» SET TASK:
Show only lines that include "disadvantages".

= = = =

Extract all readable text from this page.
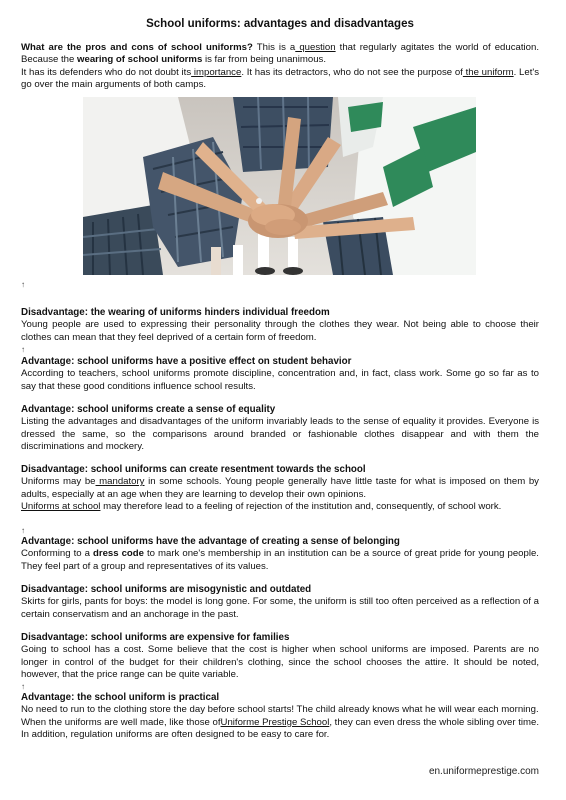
School uniforms: advantages and disadvantages

What are the pros and cons of school uniforms? This is a question that regularly agitates the world of education. Because the wearing of school uniforms is far from being unanimous.

It has its defenders who do not doubt its importance. It has its detractors, who do not see the purpose of the uniform. Let's go over the main arguments of both camps.

↑
Disadvantage: the wearing of uniforms hinders individual freedom

Young people are used to expressing their personality through the clothes they wear. Not being able to choose their clothes can mean that they feel deprived of a certain form of freedom.

↑
Advantage: school uniforms have a positive effect on student behavior

According to teachers, school uniforms promote discipline, concentration and, in fact, class work. Some go so far as to say that these good conditions influence school results.

Advantage: school uniforms create a sense of equality

Listing the advantages and disadvantages of the uniform invariably leads to the sense of equality it provides. Everyone is dressed the same, so the comparisons around branded or fashionable clothes disappear and with them the discriminations and mockery.

Disadvantage: school uniforms can create resentment towards the school

Uniforms may be mandatory in some schools. Young people generally have little taste for what is imposed on them by adults, especially at an age when they are learning to develop their own opinions.

Uniforms at school may therefore lead to a feeling of rejection of the institution and, consequently, of school work.

↑
Advantage: school uniforms have the advantage of creating a sense of belonging

Conforming to a dress code to mark one's membership in an institution can be a source of great pride for young people. They feel part of a group and representatives of its values.

Disadvantage: school uniforms are misogynistic and outdated

Skirts for girls, pants for boys: the model is long gone. For some, the uniform is still too often perceived as a reflection of a certain conservatism and an anchorage in the past.

Disadvantage: school uniforms are expensive for families

Going to school has a cost. Some believe that the cost is higher when school uniforms are imposed. Parents are no longer in control of the budget for their children's clothing, since the school chooses the attire. It should be noted, however, that the price range can be quite variable.

↑
Advantage: the school uniform is practical

No need to run to the clothing store the day before school starts! The child already knows what he will wear each morning.

When the uniforms are well made, like those ofUniforme Prestige School, they can even dress the whole sibling over time. In addition, regulation uniforms are often designed to be easy to care for.

en.uniformeprestige.com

= = = =

» SOLUTION TO THE PROBLEM:
School uniforms: advantages and disadvantages
Listing the advantages and disadvantages of the uniform invariably leads to the sense of equality it provides. Everyone is dressed the same, so the comparisons around branded or fashionable clothes disappear and with them the discriminations and mockery.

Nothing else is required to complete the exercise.